WHAT NEEDS TO BE DONE: Transcribe all of the material below word for word and leave out its pictures.

— BEGIN SUPPLIED RECORDS —

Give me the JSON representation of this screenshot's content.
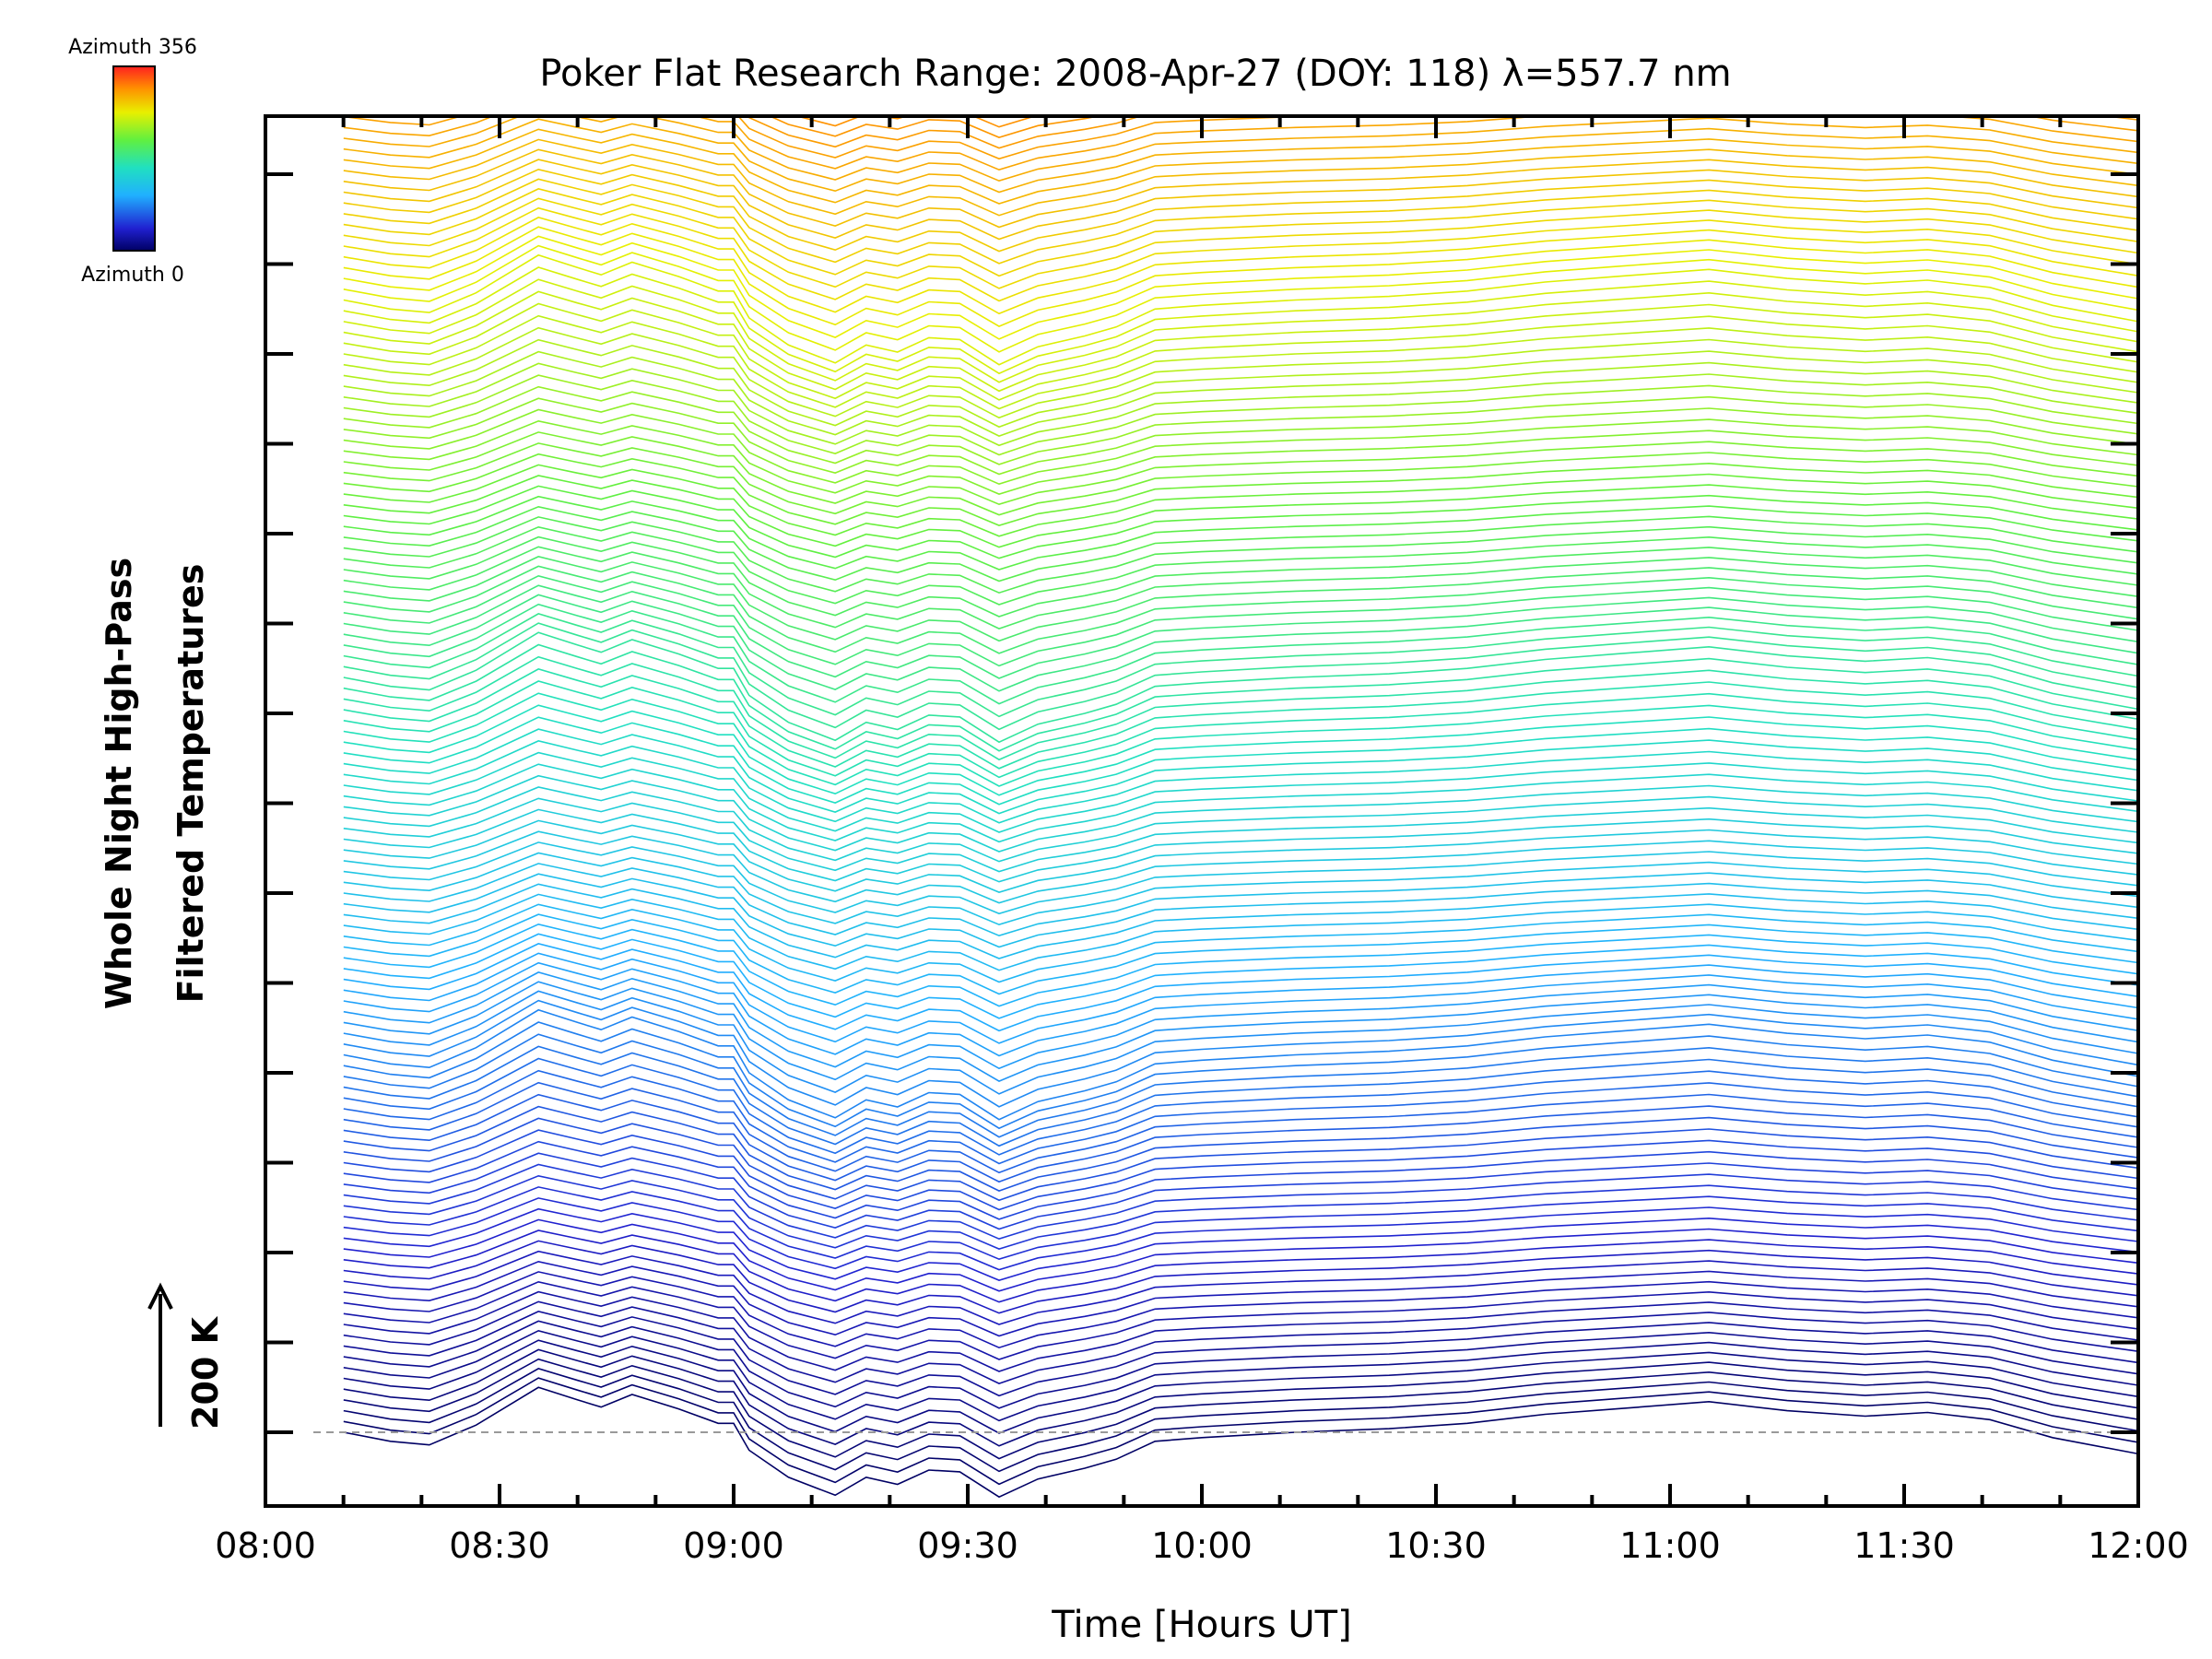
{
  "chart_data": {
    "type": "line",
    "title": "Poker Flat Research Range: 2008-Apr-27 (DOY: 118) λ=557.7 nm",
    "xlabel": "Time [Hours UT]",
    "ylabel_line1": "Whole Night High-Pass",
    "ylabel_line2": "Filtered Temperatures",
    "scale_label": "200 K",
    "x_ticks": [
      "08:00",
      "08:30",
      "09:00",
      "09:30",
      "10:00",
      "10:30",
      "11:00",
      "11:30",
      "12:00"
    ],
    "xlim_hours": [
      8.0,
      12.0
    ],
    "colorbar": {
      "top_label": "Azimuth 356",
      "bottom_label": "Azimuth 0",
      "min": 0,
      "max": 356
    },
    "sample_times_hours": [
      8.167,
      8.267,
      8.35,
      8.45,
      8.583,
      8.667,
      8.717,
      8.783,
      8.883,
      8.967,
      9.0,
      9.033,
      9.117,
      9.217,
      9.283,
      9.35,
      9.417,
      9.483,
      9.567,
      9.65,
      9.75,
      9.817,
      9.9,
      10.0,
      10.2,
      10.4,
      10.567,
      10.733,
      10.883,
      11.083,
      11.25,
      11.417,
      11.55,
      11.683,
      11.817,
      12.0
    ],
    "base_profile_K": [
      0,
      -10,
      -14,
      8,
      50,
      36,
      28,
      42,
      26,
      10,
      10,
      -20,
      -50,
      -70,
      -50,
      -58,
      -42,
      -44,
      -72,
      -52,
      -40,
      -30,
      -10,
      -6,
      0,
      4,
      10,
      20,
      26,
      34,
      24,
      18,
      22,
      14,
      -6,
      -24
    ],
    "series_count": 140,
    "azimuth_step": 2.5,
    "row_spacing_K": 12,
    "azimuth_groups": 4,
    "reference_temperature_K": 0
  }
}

— END SUPPLIED RECORDS —

SOLVED PROBLEM:
Give me the JSON representation of this screenshot's content.
{
  "chart_data": {
    "type": "line",
    "title": "Poker Flat Research Range: 2008-Apr-27 (DOY: 118) λ=557.7 nm",
    "xlabel": "Time [Hours UT]",
    "ylabel_line1": "Whole Night High-Pass",
    "ylabel_line2": "Filtered Temperatures",
    "scale_label": "200 K",
    "x_ticks": [
      "08:00",
      "08:30",
      "09:00",
      "09:30",
      "10:00",
      "10:30",
      "11:00",
      "11:30",
      "12:00"
    ],
    "xlim_hours": [
      8.0,
      12.0
    ],
    "colorbar": {
      "top_label": "Azimuth 356",
      "bottom_label": "Azimuth 0",
      "min": 0,
      "max": 356
    },
    "sample_times_hours": [
      8.167,
      8.267,
      8.35,
      8.45,
      8.583,
      8.667,
      8.717,
      8.783,
      8.883,
      8.967,
      9.0,
      9.033,
      9.117,
      9.217,
      9.283,
      9.35,
      9.417,
      9.483,
      9.567,
      9.65,
      9.75,
      9.817,
      9.9,
      10.0,
      10.2,
      10.4,
      10.567,
      10.733,
      10.883,
      11.083,
      11.25,
      11.417,
      11.55,
      11.683,
      11.817,
      12.0
    ],
    "base_profile_K": [
      0,
      -10,
      -14,
      8,
      50,
      36,
      28,
      42,
      26,
      10,
      10,
      -20,
      -50,
      -70,
      -50,
      -58,
      -42,
      -44,
      -72,
      -52,
      -40,
      -30,
      -10,
      -6,
      0,
      4,
      10,
      20,
      26,
      34,
      24,
      18,
      22,
      14,
      -6,
      -24
    ],
    "series_count": 140,
    "azimuth_step": 2.5,
    "row_spacing_K": 12,
    "azimuth_groups": 4,
    "reference_temperature_K": 0
  }
}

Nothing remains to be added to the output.